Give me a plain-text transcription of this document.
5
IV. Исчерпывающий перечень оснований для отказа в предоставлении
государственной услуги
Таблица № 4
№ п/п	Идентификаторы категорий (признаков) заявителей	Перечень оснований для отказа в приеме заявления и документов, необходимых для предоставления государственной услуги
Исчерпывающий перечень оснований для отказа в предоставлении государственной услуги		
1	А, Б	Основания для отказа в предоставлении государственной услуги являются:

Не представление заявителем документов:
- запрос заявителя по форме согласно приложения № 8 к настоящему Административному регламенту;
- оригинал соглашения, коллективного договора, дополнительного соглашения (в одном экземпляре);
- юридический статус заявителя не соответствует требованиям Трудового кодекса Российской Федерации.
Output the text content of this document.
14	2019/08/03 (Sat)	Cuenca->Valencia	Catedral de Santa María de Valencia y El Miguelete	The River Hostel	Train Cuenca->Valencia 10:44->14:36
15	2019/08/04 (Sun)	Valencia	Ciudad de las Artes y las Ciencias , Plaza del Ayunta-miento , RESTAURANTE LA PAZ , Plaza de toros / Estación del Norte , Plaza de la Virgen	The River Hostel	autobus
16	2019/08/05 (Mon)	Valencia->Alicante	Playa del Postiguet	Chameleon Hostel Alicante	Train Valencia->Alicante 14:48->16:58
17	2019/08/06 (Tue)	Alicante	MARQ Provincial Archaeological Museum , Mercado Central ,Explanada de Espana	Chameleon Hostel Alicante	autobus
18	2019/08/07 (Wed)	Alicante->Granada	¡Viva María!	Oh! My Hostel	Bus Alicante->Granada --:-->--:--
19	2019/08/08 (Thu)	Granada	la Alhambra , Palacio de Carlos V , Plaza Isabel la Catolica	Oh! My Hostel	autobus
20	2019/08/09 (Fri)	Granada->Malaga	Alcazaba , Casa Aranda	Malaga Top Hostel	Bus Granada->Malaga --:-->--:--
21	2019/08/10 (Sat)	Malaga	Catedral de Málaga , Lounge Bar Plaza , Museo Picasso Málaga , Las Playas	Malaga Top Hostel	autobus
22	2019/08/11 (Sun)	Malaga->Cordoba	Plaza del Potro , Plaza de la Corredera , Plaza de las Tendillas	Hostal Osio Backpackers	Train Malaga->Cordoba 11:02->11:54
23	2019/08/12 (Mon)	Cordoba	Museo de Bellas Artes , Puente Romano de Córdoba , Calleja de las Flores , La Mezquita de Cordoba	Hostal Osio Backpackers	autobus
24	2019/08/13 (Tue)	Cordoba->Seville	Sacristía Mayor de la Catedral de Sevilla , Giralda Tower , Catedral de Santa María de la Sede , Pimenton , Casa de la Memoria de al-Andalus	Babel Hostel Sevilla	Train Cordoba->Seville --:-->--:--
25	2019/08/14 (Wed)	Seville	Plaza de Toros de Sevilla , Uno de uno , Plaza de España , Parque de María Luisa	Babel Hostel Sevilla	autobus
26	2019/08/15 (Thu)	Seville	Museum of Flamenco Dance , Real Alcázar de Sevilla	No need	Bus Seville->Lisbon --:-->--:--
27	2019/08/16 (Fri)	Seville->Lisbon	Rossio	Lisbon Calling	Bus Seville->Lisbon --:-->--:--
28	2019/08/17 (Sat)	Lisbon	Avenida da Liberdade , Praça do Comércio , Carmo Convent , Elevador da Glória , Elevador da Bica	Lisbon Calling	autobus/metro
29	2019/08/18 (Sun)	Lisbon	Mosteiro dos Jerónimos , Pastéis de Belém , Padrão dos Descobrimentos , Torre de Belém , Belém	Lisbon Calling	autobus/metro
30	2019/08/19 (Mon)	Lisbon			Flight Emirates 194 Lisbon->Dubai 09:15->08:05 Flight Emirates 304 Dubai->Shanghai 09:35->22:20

^^^^^^^^^^^^^^^^

**Exercise details:** Every entry above needs to be quoted exactly.

**Exercise answer:**
Give me a plain-text transcription of this document.
5
IV. Исчерпывающий перечень оснований для отказа в предоставлении
государственной услуги
Таблица № 4
№ п/п	Идентификаторы категорий (признаков) заявителей	Перечень оснований для отказа в приеме заявления и документов, необходимых для предоставления государственной услуги
Исчерпывающий перечень оснований для отказа в предоставлении государственной услуги		
1	А, Б	Основания для отказа в предоставлении государственной услуги являются:

Не представление заявителем документов:
- запрос заявителя по форме согласно приложения № 8 к настоящему Административному регламенту;
- оригинал соглашения, коллективного договора, дополнительного соглашения (в одном экземпляре);
- юридический статус заявителя не соответствует требованиям Трудового кодекса Российской Федерации.
Output the text content of this document.
14	2019/08/03 (Sat)	Cuenca->Valencia	Catedral de Santa María de Valencia y El Miguelete	The River Hostel	Train Cuenca->Valencia 10:44->14:36
15	2019/08/04 (Sun)	Valencia	Ciudad de las Artes y las Ciencias , Plaza del Ayunta-miento , RESTAURANTE LA PAZ , Plaza de toros / Estación del Norte , Plaza de la Virgen	The River Hostel	autobus
16	2019/08/05 (Mon)	Valencia->Alicante	Playa del Postiguet	Chameleon Hostel Alicante	Train Valencia->Alicante 14:48->16:58
17	2019/08/06 (Tue)	Alicante	MARQ Provincial Archaeological Museum , Mercado Central ,Explanada de Espana	Chameleon Hostel Alicante	autobus
18	2019/08/07 (Wed)	Alicante->Granada	¡Viva María!	Oh! My Hostel	Bus Alicante->Granada --:-->--:--
19	2019/08/08 (Thu)	Granada	la Alhambra , Palacio de Carlos V , Plaza Isabel la Catolica	Oh! My Hostel	autobus
20	2019/08/09 (Fri)	Granada->Malaga	Alcazaba , Casa Aranda	Malaga Top Hostel	Bus Granada->Malaga --:-->--:--
21	2019/08/10 (Sat)	Malaga	Catedral de Málaga , Lounge Bar Plaza , Museo Picasso Málaga , Las Playas	Malaga Top Hostel	autobus
22	2019/08/11 (Sun)	Malaga->Cordoba	Plaza del Potro , Plaza de la Corredera , Plaza de las Tendillas	Hostal Osio Backpackers	Train Malaga->Cordoba 11:02->11:54
23	2019/08/12 (Mon)	Cordoba	Museo de Bellas Artes , Puente Romano de Córdoba , Calleja de las Flores , La Mezquita de Cordoba	Hostal Osio Backpackers	autobus
24	2019/08/13 (Tue)	Cordoba->Seville	Sacristía Mayor de la Catedral de Sevilla , Giralda Tower , Catedral de Santa María de la Sede , Pimenton , Casa de la Memoria de al-Andalus	Babel Hostel Sevilla	Train Cordoba->Seville --:-->--:--
25	2019/08/14 (Wed)	Seville	Plaza de Toros de Sevilla , Uno de uno , Plaza de España , Parque de María Luisa	Babel Hostel Sevilla	autobus
26	2019/08/15 (Thu)	Seville	Museum of Flamenco Dance , Real Alcázar de Sevilla	No need	Bus Seville->Lisbon --:-->--:--
27	2019/08/16 (Fri)	Seville->Lisbon	Rossio	Lisbon Calling	Bus Seville->Lisbon --:-->--:--
28	2019/08/17 (Sat)	Lisbon	Avenida da Liberdade , Praça do Comércio , Carmo Convent , Elevador da Glória , Elevador da Bica	Lisbon Calling	autobus/metro
29	2019/08/18 (Sun)	Lisbon	Mosteiro dos Jerónimos , Pastéis de Belém , Padrão dos Descobrimentos , Torre de Belém , Belém	Lisbon Calling	autobus/metro
30	2019/08/19 (Mon)	Lisbon			Flight Emirates 194 Lisbon->Dubai 09:15->08:05 Flight Emirates 304 Dubai->Shanghai 09:35->22:20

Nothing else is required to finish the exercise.